(Data excerpts)
_ _ _

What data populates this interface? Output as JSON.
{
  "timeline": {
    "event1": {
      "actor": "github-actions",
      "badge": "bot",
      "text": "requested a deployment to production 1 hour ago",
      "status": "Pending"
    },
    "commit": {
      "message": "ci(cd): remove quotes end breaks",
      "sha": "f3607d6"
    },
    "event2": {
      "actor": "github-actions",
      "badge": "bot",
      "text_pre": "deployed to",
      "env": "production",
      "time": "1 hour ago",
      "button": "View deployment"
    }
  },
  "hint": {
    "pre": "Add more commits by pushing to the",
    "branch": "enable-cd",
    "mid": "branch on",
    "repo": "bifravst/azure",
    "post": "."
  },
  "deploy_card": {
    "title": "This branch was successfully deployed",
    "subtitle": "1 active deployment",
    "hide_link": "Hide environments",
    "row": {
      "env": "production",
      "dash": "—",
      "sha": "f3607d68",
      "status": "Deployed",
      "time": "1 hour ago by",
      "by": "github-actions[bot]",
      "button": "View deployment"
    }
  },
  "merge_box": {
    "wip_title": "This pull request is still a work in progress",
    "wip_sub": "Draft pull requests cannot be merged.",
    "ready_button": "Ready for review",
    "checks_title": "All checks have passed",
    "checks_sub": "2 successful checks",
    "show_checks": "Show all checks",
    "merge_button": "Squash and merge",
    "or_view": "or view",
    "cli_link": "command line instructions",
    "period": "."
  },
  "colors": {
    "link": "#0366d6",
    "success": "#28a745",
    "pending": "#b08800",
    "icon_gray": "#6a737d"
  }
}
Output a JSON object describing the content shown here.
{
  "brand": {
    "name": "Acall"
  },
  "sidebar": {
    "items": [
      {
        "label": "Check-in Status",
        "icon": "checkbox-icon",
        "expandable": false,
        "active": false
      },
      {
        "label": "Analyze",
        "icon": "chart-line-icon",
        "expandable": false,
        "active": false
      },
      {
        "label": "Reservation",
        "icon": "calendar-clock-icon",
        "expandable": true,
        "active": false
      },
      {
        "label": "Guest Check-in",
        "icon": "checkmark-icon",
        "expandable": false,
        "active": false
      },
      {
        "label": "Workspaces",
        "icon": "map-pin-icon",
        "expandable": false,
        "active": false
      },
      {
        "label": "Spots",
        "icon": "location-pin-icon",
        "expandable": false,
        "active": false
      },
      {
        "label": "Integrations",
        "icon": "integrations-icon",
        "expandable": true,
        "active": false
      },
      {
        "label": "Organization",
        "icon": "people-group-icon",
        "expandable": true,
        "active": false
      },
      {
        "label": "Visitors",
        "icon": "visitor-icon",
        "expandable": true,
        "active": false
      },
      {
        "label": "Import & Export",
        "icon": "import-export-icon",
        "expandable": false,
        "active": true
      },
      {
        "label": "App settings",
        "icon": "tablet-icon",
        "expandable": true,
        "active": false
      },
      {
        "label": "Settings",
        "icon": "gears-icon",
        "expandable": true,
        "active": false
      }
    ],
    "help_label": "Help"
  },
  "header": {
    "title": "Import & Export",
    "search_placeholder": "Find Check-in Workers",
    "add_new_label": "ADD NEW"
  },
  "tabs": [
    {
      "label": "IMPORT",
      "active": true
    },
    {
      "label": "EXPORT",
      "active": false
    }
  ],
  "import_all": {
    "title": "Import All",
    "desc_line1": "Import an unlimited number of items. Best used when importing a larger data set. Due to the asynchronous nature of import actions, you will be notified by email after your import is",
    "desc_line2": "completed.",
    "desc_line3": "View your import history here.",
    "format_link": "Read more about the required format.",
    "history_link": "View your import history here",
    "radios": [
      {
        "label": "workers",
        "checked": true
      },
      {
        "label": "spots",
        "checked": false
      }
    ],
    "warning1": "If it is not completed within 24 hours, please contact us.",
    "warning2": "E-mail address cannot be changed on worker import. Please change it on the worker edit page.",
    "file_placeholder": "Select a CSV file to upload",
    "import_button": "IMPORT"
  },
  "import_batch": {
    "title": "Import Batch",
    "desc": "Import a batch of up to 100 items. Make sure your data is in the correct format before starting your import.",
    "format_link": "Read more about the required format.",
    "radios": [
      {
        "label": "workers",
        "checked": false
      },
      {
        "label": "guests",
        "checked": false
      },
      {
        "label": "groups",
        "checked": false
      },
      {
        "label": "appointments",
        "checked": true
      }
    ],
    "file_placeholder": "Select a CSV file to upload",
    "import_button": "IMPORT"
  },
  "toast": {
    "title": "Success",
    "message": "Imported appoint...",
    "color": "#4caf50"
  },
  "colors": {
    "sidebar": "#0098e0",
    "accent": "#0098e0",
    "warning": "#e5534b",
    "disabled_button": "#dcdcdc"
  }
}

_ _ _

◆ Exercise instructions: Copy the records above exactly.

◆ Answer to this exercise:
What data populates this interface? Output as JSON.
{
  "timeline": {
    "event1": {
      "actor": "github-actions",
      "badge": "bot",
      "text": "requested a deployment to production 1 hour ago",
      "status": "Pending"
    },
    "commit": {
      "message": "ci(cd): remove quotes end breaks",
      "sha": "f3607d6"
    },
    "event2": {
      "actor": "github-actions",
      "badge": "bot",
      "text_pre": "deployed to",
      "env": "production",
      "time": "1 hour ago",
      "button": "View deployment"
    }
  },
  "hint": {
    "pre": "Add more commits by pushing to the",
    "branch": "enable-cd",
    "mid": "branch on",
    "repo": "bifravst/azure",
    "post": "."
  },
  "deploy_card": {
    "title": "This branch was successfully deployed",
    "subtitle": "1 active deployment",
    "hide_link": "Hide environments",
    "row": {
      "env": "production",
      "dash": "—",
      "sha": "f3607d68",
      "status": "Deployed",
      "time": "1 hour ago by",
      "by": "github-actions[bot]",
      "button": "View deployment"
    }
  },
  "merge_box": {
    "wip_title": "This pull request is still a work in progress",
    "wip_sub": "Draft pull requests cannot be merged.",
    "ready_button": "Ready for review",
    "checks_title": "All checks have passed",
    "checks_sub": "2 successful checks",
    "show_checks": "Show all checks",
    "merge_button": "Squash and merge",
    "or_view": "or view",
    "cli_link": "command line instructions",
    "period": "."
  },
  "colors": {
    "link": "#0366d6",
    "success": "#28a745",
    "pending": "#b08800",
    "icon_gray": "#6a737d"
  }
}
Output a JSON object describing the content shown here.
{
  "brand": {
    "name": "Acall"
  },
  "sidebar": {
    "items": [
      {
        "label": "Check-in Status",
        "icon": "checkbox-icon",
        "expandable": false,
        "active": false
      },
      {
        "label": "Analyze",
        "icon": "chart-line-icon",
        "expandable": false,
        "active": false
      },
      {
        "label": "Reservation",
        "icon": "calendar-clock-icon",
        "expandable": true,
        "active": false
      },
      {
        "label": "Guest Check-in",
        "icon": "checkmark-icon",
        "expandable": false,
        "active": false
      },
      {
        "label": "Workspaces",
        "icon": "map-pin-icon",
        "expandable": false,
        "active": false
      },
      {
        "label": "Spots",
        "icon": "location-pin-icon",
        "expandable": false,
        "active": false
      },
      {
        "label": "Integrations",
        "icon": "integrations-icon",
        "expandable": true,
        "active": false
      },
      {
        "label": "Organization",
        "icon": "people-group-icon",
        "expandable": true,
        "active": false
      },
      {
        "label": "Visitors",
        "icon": "visitor-icon",
        "expandable": true,
        "active": false
      },
      {
        "label": "Import & Export",
        "icon": "import-export-icon",
        "expandable": false,
        "active": true
      },
      {
        "label": "App settings",
        "icon": "tablet-icon",
        "expandable": true,
        "active": false
      },
      {
        "label": "Settings",
        "icon": "gears-icon",
        "expandable": true,
        "active": false
      }
    ],
    "help_label": "Help"
  },
  "header": {
    "title": "Import & Export",
    "search_placeholder": "Find Check-in Workers",
    "add_new_label": "ADD NEW"
  },
  "tabs": [
    {
      "label": "IMPORT",
      "active": true
    },
    {
      "label": "EXPORT",
      "active": false
    }
  ],
  "import_all": {
    "title": "Import All",
    "desc_line1": "Import an unlimited number of items. Best used when importing a larger data set. Due to the asynchronous nature of import actions, you will be notified by email after your import is",
    "desc_line2": "completed.",
    "desc_line3": "View your import history here.",
    "format_link": "Read more about the required format.",
    "history_link": "View your import history here",
    "radios": [
      {
        "label": "workers",
        "checked": true
      },
      {
        "label": "spots",
        "checked": false
      }
    ],
    "warning1": "If it is not completed within 24 hours, please contact us.",
    "warning2": "E-mail address cannot be changed on worker import. Please change it on the worker edit page.",
    "file_placeholder": "Select a CSV file to upload",
    "import_button": "IMPORT"
  },
  "import_batch": {
    "title": "Import Batch",
    "desc": "Import a batch of up to 100 items. Make sure your data is in the correct format before starting your import.",
    "format_link": "Read more about the required format.",
    "radios": [
      {
        "label": "workers",
        "checked": false
      },
      {
        "label": "guests",
        "checked": false
      },
      {
        "label": "groups",
        "checked": false
      },
      {
        "label": "appointments",
        "checked": true
      }
    ],
    "file_placeholder": "Select a CSV file to upload",
    "import_button": "IMPORT"
  },
  "toast": {
    "title": "Success",
    "message": "Imported appoint...",
    "color": "#4caf50"
  },
  "colors": {
    "sidebar": "#0098e0",
    "accent": "#0098e0",
    "warning": "#e5534b",
    "disabled_button": "#dcdcdc"
  }
}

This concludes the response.